Direction 1 ▸ In the post below about the lock-wait regression test, list each header field given for the patch (the lines with a field name and a colon) along with its value.

I created a regression test for the behaviour we mentioned before
introducing further possible changes.

You can review it. Basically I tried to simulate the desired behaviour
which the current patch introduced.

Regards.


Attachments:

  [application/octet-stream] v1-0001-add-regression-tests-for-still-waiting-on-lock-log-message.patch (5.7K, 2-v1-0001-add-regression-tests-for-still-waiting-on-lock-log-message.patch)
  download | inline diff:
From 4d1ccefbe7aa29ff35699be4a063a691c40e8c94 Mon Sep 17 00:00:00 2001
From: Huseyin Demir <[email protected]>
Date: Tue, 17 Mar 2026 20:28:06 +0100
Subject: [PATCH] Add TAP test for log_lock_waits "still waiting" once-per-wait
 behavior.

Adds src/test/modules/test_misc/t/011_log_lock_waits.pl, which verifies that
the "still waiting on lock" message is emitted exactly once per lock wait even
when the lock-wait sleep is interrupted frequently by a very short
client_connection_check_interval.

Also registers the test in src/test/modules/test_misc/meson.build.

Dataset records ▸

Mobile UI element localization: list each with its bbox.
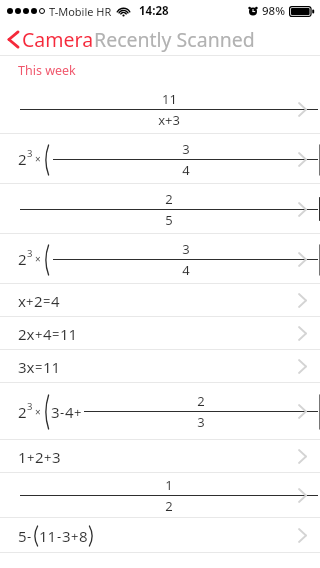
other: Back xyxy=(7,29,20,50)
button[interactable]: 2 xyxy=(0,184,320,234)
staticText: 5 xyxy=(165,211,173,229)
staticText: 3 xyxy=(27,400,33,413)
staticText: - xyxy=(57,527,62,545)
staticText: - xyxy=(60,403,65,421)
staticText: + xyxy=(71,527,79,545)
staticText: + xyxy=(44,448,52,466)
button[interactable]: 11 xyxy=(0,84,320,134)
staticText: 4 xyxy=(182,261,190,279)
button[interactable]: 2 xyxy=(0,134,320,184)
staticText: 2 xyxy=(165,497,173,515)
staticText: = xyxy=(35,358,43,376)
staticText: 3 xyxy=(27,147,33,160)
staticText: Camera xyxy=(22,26,94,53)
button[interactable]: 2 xyxy=(0,234,320,284)
staticText: 2x xyxy=(18,324,35,344)
staticText: Recently Scanned xyxy=(94,26,255,53)
staticText: 3 xyxy=(51,402,60,422)
staticText: 2 xyxy=(165,190,173,208)
staticText: This week xyxy=(18,62,76,79)
staticText: 2 xyxy=(197,392,205,410)
staticText: 1 xyxy=(165,476,173,494)
staticText: 2 xyxy=(18,402,27,422)
staticText: × xyxy=(35,252,41,266)
staticText: 3 xyxy=(182,240,190,258)
button[interactable]: x xyxy=(0,284,320,317)
staticText: 4 xyxy=(65,402,74,422)
staticText: 4 xyxy=(43,324,52,344)
staticText: + xyxy=(27,448,35,466)
staticText: 1 xyxy=(18,447,27,467)
staticText: 14:28 xyxy=(139,3,169,19)
staticText: 3x xyxy=(18,357,35,377)
staticText: 3 xyxy=(27,247,33,260)
staticText: 11 xyxy=(43,357,61,377)
staticText: 8 xyxy=(79,526,88,546)
staticText: 5 xyxy=(18,526,27,546)
button[interactable]: 1 xyxy=(0,440,320,473)
button[interactable]: 3x xyxy=(0,350,320,383)
staticText: + xyxy=(74,403,82,421)
staticText: T-Mobile HR xyxy=(49,4,112,19)
button[interactable]: 1 xyxy=(0,473,320,518)
staticText: 11 xyxy=(39,526,57,546)
staticText: 98% xyxy=(262,3,285,19)
staticText: 2 xyxy=(34,291,43,311)
staticText: 4 xyxy=(51,291,60,311)
staticText: 3 xyxy=(182,140,190,158)
staticText: 11 xyxy=(162,90,177,108)
staticText: = xyxy=(43,292,51,310)
button[interactable]: 2 xyxy=(0,383,320,440)
staticText: + xyxy=(35,325,43,343)
staticText: = xyxy=(52,325,60,343)
staticText: + xyxy=(26,292,34,310)
staticText: 2 xyxy=(18,249,27,269)
staticText: - xyxy=(27,527,32,545)
staticText: 2 xyxy=(35,447,44,467)
staticText: x+3 xyxy=(158,111,180,129)
staticText: 11 xyxy=(60,324,78,344)
button[interactable]: Back xyxy=(0,22,98,56)
staticText: 2 xyxy=(18,149,27,169)
staticText: 4 xyxy=(182,161,190,179)
staticText: 3 xyxy=(62,526,71,546)
staticText: 3 xyxy=(52,447,61,467)
staticText: × xyxy=(35,405,41,419)
button[interactable]: 2x xyxy=(0,317,320,350)
staticText: × xyxy=(35,152,41,166)
staticText: 3 xyxy=(197,413,205,431)
staticText: x xyxy=(18,291,26,311)
button[interactable]: 5 xyxy=(0,518,320,553)
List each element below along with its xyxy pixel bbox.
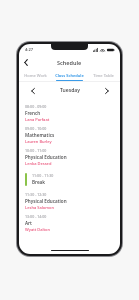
staticText: Mathematics bbox=[25, 132, 55, 138]
staticText: Schedule bbox=[57, 59, 82, 66]
staticText: Break bbox=[32, 179, 46, 185]
staticText: 10:00 - 11:00 bbox=[25, 148, 47, 153]
staticText: Lesha Salomon bbox=[25, 205, 54, 210]
button[interactable]: Next day bbox=[101, 85, 112, 96]
button[interactable]: Previous day bbox=[27, 85, 38, 96]
staticText: 11:30 - 12:30 bbox=[25, 192, 47, 197]
staticText: Home Work bbox=[24, 73, 47, 78]
staticText: 09:00 - 10:00 bbox=[25, 126, 47, 131]
staticText: 13:00 - 14:00 bbox=[25, 214, 47, 219]
button[interactable]: 09:00 - 10:00 bbox=[19, 124, 120, 146]
staticText: Physical Education bbox=[25, 154, 67, 160]
staticText: Time Table bbox=[93, 73, 114, 78]
staticText: 4:27 bbox=[25, 47, 33, 52]
button[interactable]: 08:00 - 09:00 bbox=[19, 102, 120, 124]
staticText: 08:00 - 09:00 bbox=[25, 104, 47, 109]
button[interactable]: 11:00 - 11:30 bbox=[19, 168, 120, 190]
staticText: 11:00 - 11:30 bbox=[32, 173, 54, 178]
staticText: Art bbox=[25, 220, 32, 226]
button[interactable]: 13:00 - 14:00 bbox=[19, 212, 120, 234]
button[interactable]: Home Work bbox=[19, 70, 52, 81]
staticText: Lenka Dessed bbox=[25, 161, 52, 166]
staticText: Wyatt Dalton bbox=[25, 227, 51, 232]
staticText: Lana Parfaat bbox=[25, 117, 50, 122]
staticText: French bbox=[25, 110, 41, 116]
button[interactable]: Back bbox=[19, 56, 32, 69]
button[interactable]: Class Schedule bbox=[52, 70, 86, 81]
staticText: Lauren Burley bbox=[25, 139, 52, 144]
button[interactable]: Time Table bbox=[86, 70, 120, 81]
staticText: Tuesday bbox=[60, 87, 80, 94]
staticText: Physical Education bbox=[25, 198, 67, 204]
button[interactable]: 10:00 - 11:00 bbox=[19, 146, 120, 168]
button[interactable]: 11:30 - 12:30 bbox=[19, 190, 120, 212]
staticText: Class Schedule bbox=[55, 73, 84, 78]
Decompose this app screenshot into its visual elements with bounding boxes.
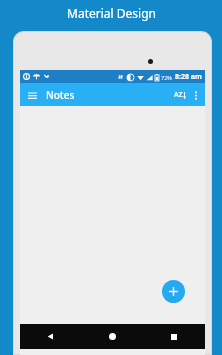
staticText: Notes	[46, 88, 75, 102]
staticText: Material Design	[67, 5, 156, 21]
button[interactable]: More options	[190, 86, 202, 104]
staticText: AZ	[174, 90, 183, 100]
button[interactable]: Sort alphabetically	[172, 86, 188, 104]
button[interactable]: Recents	[143, 324, 205, 349]
button[interactable]: Back	[20, 324, 81, 349]
staticText: 72%	[161, 74, 172, 81]
button[interactable]: Home	[81, 324, 143, 349]
button[interactable]: Add note	[162, 280, 185, 303]
staticText: 8:28 am	[175, 72, 202, 82]
button[interactable]: Open navigation drawer	[24, 87, 40, 103]
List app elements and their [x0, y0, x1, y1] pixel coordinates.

Direction 2 ▸ Pick out every line in the entries above that contains the word "Time".

Task answer 1 ▸
- From: Huseyin Demir <[email protected]>
- Date: Tue, 17 Mar 2026 20:28:06 +0100
- Subject: [PATCH] Add TAP test for log_lock_waits "still waiting" once-per-wait behavior.

Task answer 2 ▸
staticText: Time Table bbox=[93, 73, 114, 78]
button[interactable]: Time Table bbox=[86, 70, 120, 81]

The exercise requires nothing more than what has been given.